(Stored data)
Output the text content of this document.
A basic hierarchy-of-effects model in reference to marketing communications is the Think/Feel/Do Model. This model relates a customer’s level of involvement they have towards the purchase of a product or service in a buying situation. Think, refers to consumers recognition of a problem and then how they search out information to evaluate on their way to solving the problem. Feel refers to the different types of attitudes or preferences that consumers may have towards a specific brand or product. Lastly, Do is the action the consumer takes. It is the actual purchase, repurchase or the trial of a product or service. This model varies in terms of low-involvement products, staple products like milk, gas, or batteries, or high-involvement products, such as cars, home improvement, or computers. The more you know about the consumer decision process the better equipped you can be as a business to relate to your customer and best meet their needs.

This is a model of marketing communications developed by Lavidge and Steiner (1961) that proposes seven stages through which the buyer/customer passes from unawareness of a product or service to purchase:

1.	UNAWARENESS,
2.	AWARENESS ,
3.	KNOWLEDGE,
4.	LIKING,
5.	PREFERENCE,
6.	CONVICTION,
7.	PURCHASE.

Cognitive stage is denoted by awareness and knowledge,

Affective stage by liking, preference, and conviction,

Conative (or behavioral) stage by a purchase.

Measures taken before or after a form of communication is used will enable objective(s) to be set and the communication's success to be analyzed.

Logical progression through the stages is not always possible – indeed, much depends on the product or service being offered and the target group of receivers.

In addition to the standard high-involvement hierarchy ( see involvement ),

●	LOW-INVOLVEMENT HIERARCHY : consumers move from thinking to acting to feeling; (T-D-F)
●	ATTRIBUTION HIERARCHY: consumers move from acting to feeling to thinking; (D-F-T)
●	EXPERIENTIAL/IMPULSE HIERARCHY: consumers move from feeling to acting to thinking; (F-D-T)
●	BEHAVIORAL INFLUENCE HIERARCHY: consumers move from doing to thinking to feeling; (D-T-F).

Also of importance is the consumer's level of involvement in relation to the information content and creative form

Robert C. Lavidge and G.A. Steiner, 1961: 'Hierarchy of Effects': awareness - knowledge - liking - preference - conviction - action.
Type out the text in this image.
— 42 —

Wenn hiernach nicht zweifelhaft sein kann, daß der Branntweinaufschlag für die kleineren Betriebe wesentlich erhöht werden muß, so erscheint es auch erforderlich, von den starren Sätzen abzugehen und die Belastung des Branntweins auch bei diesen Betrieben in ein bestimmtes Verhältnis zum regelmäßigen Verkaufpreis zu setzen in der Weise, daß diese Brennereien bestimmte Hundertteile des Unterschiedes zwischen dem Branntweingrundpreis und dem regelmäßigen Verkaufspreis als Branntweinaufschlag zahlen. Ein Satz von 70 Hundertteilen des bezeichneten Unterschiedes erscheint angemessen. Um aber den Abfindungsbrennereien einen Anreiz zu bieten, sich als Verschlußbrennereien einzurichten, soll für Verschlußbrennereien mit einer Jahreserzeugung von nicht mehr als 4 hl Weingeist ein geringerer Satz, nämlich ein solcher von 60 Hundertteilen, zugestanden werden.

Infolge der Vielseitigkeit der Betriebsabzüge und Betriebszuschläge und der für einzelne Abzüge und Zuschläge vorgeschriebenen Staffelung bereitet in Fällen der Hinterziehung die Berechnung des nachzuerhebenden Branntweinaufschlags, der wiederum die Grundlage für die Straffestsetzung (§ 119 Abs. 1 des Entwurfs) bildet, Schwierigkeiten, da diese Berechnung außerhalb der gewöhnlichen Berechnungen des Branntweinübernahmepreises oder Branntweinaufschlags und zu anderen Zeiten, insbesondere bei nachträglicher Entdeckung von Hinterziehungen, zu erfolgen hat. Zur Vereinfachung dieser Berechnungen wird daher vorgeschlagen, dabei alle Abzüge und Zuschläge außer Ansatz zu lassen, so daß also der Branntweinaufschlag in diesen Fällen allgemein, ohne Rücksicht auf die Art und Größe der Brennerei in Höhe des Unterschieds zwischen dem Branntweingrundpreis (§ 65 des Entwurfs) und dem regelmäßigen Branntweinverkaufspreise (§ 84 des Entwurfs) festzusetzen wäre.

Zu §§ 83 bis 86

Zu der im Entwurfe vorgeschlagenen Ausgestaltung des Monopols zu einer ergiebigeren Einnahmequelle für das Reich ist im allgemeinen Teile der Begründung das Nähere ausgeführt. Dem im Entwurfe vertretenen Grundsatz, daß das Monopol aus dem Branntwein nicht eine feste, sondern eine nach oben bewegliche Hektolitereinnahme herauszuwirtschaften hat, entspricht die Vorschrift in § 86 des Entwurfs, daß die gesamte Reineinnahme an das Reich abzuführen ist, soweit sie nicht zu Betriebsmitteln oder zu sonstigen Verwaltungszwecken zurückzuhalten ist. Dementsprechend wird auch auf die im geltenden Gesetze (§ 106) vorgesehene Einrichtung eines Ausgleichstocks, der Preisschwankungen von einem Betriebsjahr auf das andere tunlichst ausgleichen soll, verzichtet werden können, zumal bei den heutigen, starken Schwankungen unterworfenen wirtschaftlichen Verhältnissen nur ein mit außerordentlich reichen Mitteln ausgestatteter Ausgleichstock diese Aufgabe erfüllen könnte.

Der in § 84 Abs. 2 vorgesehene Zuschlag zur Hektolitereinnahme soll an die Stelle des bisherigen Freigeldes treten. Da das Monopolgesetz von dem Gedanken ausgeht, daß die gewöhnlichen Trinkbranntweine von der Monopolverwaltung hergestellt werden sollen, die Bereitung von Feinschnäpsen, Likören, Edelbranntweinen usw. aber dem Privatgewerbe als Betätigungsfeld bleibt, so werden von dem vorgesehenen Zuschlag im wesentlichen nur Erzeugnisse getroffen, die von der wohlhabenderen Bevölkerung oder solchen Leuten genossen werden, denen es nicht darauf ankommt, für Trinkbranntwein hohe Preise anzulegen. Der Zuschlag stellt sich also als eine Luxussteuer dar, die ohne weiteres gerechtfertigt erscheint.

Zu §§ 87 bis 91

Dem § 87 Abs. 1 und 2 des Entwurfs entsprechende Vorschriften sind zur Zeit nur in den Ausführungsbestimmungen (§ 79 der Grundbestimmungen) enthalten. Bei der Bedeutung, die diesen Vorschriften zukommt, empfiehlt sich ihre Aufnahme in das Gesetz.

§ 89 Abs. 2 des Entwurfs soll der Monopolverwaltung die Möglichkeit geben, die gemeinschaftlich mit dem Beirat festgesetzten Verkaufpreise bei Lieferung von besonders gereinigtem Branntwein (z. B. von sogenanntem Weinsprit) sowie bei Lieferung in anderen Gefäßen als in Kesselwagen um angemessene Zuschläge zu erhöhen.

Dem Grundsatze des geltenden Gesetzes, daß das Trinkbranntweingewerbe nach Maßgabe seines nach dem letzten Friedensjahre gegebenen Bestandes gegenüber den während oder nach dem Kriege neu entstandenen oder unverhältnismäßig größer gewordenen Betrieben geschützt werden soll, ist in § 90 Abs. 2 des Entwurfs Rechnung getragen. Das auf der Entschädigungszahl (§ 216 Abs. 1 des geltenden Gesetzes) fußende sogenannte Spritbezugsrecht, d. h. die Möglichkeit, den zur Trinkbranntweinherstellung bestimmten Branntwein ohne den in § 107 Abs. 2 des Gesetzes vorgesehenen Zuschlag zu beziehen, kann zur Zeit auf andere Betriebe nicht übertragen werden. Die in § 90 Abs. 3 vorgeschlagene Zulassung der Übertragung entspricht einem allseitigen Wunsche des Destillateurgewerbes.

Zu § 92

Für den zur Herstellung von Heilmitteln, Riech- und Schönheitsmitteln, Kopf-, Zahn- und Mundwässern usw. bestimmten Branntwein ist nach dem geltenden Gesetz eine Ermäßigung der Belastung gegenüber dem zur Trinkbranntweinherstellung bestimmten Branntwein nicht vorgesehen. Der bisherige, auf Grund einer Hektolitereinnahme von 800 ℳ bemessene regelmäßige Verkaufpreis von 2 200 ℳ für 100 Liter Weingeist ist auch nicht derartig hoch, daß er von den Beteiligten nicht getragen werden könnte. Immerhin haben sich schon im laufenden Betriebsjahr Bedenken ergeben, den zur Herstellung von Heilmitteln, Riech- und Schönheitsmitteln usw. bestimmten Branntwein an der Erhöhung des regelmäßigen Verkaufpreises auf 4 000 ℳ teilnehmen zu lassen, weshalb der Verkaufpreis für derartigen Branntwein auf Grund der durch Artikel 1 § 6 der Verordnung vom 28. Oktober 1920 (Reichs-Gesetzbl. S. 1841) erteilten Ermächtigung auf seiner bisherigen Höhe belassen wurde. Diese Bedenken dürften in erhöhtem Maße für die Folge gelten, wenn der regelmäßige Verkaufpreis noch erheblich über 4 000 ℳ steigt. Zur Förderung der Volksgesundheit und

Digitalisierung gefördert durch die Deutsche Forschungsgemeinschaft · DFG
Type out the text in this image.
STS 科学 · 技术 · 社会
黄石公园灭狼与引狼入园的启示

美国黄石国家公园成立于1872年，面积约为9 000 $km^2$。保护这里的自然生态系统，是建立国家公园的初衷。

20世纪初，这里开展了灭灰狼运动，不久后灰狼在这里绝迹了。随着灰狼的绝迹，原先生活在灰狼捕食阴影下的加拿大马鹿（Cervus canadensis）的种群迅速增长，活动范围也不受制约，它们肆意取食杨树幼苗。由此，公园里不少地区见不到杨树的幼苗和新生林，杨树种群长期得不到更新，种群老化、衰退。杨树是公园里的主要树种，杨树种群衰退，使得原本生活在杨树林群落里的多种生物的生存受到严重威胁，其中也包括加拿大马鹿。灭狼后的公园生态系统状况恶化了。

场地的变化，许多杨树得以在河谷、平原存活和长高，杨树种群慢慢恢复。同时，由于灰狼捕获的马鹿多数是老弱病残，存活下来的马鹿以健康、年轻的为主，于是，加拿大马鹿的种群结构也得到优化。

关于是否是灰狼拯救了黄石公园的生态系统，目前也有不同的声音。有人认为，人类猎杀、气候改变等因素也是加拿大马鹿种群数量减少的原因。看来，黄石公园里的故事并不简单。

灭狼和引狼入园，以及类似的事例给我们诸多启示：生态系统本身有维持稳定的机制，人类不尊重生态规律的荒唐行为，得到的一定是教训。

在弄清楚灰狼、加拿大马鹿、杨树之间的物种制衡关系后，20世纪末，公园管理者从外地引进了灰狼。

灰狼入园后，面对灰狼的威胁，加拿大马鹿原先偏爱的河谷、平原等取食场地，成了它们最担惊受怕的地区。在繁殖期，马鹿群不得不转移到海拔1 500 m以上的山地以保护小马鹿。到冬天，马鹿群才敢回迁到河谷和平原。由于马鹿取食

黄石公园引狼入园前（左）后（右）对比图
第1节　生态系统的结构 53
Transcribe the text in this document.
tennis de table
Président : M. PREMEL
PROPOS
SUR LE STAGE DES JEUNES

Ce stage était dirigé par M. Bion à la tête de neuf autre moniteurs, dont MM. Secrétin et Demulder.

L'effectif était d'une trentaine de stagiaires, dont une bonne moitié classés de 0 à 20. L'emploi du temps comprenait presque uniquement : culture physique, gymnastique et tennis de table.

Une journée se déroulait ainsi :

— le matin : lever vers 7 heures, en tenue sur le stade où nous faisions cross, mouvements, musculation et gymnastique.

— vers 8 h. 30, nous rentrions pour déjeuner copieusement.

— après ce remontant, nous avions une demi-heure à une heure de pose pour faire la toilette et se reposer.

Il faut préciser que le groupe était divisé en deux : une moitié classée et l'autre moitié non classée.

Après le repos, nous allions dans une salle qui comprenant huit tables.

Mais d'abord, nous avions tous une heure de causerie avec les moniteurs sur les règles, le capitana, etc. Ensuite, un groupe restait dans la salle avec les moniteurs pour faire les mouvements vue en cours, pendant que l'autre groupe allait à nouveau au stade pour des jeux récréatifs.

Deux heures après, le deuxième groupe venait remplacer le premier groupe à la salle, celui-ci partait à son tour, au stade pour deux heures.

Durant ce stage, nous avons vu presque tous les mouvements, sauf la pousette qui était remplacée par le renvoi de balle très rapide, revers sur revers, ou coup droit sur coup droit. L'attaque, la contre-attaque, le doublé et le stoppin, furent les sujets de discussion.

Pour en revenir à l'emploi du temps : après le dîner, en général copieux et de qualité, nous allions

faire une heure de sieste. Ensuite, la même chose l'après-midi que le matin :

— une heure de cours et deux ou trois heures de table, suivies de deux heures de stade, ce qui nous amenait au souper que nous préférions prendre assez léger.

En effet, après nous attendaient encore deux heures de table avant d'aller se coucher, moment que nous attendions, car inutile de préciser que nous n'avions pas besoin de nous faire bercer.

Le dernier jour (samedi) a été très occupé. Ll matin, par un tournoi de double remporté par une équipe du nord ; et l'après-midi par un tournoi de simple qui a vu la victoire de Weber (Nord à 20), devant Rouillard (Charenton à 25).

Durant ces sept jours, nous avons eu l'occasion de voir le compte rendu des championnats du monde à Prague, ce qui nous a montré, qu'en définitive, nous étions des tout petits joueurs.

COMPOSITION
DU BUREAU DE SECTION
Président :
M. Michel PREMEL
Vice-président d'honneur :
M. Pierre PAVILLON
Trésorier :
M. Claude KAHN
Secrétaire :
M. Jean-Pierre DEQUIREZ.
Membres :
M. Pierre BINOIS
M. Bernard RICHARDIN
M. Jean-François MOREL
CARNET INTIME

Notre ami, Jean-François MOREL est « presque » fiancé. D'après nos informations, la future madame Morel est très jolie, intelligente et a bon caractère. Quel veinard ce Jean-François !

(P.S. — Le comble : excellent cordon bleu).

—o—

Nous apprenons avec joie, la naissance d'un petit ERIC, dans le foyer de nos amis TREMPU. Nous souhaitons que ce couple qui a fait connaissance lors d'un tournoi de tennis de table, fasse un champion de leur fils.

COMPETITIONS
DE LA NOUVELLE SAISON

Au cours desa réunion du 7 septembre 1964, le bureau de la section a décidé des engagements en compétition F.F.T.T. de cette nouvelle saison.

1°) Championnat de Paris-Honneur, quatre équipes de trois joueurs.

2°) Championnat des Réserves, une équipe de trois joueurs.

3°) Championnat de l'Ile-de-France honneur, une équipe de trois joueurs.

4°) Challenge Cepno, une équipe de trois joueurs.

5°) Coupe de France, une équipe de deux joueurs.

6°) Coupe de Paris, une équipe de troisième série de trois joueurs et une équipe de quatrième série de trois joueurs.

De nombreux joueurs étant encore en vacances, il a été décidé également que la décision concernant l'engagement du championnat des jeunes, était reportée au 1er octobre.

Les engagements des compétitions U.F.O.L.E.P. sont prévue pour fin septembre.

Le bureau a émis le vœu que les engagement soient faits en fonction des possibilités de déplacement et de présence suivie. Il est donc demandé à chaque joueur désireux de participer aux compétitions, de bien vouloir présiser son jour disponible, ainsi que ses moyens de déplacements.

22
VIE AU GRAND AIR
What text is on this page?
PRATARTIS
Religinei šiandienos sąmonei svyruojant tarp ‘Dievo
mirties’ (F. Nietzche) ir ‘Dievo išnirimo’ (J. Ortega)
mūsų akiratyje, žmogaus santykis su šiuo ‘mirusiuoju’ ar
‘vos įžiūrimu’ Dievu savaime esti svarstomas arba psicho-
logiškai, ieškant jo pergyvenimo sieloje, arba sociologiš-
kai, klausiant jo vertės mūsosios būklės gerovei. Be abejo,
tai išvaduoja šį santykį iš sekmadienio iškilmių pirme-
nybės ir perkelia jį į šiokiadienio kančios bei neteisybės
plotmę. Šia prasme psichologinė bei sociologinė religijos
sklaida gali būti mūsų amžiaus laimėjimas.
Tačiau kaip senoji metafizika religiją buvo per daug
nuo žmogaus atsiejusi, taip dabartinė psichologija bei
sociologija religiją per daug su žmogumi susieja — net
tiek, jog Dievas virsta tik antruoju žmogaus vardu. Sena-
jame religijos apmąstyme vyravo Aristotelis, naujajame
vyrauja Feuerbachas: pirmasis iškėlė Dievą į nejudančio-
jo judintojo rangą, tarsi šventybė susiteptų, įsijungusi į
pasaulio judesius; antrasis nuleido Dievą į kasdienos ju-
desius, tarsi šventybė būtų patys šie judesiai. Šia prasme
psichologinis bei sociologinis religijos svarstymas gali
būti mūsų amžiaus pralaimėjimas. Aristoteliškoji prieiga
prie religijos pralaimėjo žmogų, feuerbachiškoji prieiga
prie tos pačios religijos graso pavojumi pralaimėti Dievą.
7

- **What to work on**
For the entries above, count the lines that contain the string "service", and state that number without further comment.

- **Output for this exercise**
3